**Description of the task**
Reproduce all the entries precisely.
* Begin Dataset rows *
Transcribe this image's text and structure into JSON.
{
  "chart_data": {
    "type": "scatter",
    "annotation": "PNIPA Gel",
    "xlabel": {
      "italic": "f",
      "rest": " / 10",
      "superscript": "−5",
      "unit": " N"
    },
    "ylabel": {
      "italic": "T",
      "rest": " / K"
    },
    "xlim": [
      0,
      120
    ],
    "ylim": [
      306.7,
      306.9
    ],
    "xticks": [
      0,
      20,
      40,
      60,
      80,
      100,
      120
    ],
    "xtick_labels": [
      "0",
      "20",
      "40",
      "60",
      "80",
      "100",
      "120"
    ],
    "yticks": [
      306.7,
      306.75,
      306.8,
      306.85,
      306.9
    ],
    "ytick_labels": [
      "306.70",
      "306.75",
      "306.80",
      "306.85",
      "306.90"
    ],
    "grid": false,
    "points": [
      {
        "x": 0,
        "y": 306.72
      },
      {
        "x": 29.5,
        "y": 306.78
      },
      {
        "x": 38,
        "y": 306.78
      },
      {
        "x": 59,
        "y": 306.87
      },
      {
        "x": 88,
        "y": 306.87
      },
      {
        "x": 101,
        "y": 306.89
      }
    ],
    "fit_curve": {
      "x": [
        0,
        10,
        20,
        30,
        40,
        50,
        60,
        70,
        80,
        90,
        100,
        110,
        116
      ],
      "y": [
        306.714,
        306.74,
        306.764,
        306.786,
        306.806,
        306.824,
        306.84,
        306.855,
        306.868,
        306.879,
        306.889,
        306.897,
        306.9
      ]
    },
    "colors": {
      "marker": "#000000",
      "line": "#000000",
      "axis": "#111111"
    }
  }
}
* End Dataset rows *
**Solution to this problem**
Transcribe this image's text and structure into JSON.
{
  "chart_data": {
    "type": "scatter",
    "annotation": "PNIPA Gel",
    "xlabel": {
      "italic": "f",
      "rest": " / 10",
      "superscript": "−5",
      "unit": " N"
    },
    "ylabel": {
      "italic": "T",
      "rest": " / K"
    },
    "xlim": [
      0,
      120
    ],
    "ylim": [
      306.7,
      306.9
    ],
    "xticks": [
      0,
      20,
      40,
      60,
      80,
      100,
      120
    ],
    "xtick_labels": [
      "0",
      "20",
      "40",
      "60",
      "80",
      "100",
      "120"
    ],
    "yticks": [
      306.7,
      306.75,
      306.8,
      306.85,
      306.9
    ],
    "ytick_labels": [
      "306.70",
      "306.75",
      "306.80",
      "306.85",
      "306.90"
    ],
    "grid": false,
    "points": [
      {
        "x": 0,
        "y": 306.72
      },
      {
        "x": 29.5,
        "y": 306.78
      },
      {
        "x": 38,
        "y": 306.78
      },
      {
        "x": 59,
        "y": 306.87
      },
      {
        "x": 88,
        "y": 306.87
      },
      {
        "x": 101,
        "y": 306.89
      }
    ],
    "fit_curve": {
      "x": [
        0,
        10,
        20,
        30,
        40,
        50,
        60,
        70,
        80,
        90,
        100,
        110,
        116
      ],
      "y": [
        306.714,
        306.74,
        306.764,
        306.786,
        306.806,
        306.824,
        306.84,
        306.855,
        306.868,
        306.879,
        306.889,
        306.897,
        306.9
      ]
    },
    "colors": {
      "marker": "#000000",
      "line": "#000000",
      "axis": "#111111"
    }
  }
}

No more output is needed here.